--- SOURCE DATA ---
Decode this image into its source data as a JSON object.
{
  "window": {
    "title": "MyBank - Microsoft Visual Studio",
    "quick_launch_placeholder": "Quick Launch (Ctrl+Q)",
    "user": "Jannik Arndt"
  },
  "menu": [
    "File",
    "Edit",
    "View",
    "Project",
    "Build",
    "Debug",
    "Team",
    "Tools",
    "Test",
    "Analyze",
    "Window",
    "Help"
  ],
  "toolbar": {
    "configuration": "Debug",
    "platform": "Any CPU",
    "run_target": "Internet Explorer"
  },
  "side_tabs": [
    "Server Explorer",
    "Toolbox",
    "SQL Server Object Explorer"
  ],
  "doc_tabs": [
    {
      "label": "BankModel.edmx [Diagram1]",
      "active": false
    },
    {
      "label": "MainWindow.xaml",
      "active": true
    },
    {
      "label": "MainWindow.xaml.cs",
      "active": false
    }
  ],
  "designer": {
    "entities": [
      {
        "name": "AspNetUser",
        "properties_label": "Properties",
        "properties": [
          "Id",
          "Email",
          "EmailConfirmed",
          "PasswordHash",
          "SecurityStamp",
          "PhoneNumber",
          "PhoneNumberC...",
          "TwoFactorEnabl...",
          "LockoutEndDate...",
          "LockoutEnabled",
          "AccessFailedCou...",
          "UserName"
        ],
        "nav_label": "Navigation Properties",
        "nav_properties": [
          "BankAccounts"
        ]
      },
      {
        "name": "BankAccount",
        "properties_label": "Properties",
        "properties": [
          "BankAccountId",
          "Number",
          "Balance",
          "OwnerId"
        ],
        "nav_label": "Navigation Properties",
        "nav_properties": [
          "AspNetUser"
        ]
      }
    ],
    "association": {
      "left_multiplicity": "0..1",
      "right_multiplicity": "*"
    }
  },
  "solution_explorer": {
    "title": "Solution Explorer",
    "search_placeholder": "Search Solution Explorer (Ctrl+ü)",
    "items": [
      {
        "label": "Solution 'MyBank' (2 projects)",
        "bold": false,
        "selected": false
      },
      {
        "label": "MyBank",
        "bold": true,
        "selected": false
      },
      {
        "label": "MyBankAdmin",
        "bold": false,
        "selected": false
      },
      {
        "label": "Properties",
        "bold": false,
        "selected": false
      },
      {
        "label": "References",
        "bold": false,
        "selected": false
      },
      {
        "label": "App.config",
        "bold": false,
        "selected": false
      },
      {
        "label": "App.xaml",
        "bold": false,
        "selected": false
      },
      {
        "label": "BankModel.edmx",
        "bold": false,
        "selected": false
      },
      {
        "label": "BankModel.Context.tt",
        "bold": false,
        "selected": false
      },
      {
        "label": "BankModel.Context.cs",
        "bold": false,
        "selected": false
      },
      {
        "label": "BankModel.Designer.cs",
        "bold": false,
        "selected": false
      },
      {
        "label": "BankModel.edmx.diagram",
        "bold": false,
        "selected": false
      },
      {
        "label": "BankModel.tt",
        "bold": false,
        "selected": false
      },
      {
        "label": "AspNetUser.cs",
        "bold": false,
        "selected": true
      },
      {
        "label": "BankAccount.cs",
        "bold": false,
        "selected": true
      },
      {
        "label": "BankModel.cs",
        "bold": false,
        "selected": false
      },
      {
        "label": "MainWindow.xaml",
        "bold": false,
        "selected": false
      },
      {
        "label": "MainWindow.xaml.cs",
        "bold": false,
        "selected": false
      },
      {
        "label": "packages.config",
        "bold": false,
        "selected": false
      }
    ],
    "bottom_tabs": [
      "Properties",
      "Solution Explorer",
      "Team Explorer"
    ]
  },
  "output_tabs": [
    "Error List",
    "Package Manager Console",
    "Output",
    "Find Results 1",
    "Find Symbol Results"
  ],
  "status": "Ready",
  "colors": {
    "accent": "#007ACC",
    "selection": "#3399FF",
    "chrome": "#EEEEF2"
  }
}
---
Give only the number of lines in the records that contain the string "Context".

**SOLUTION TO THIS EXERCISE:**
2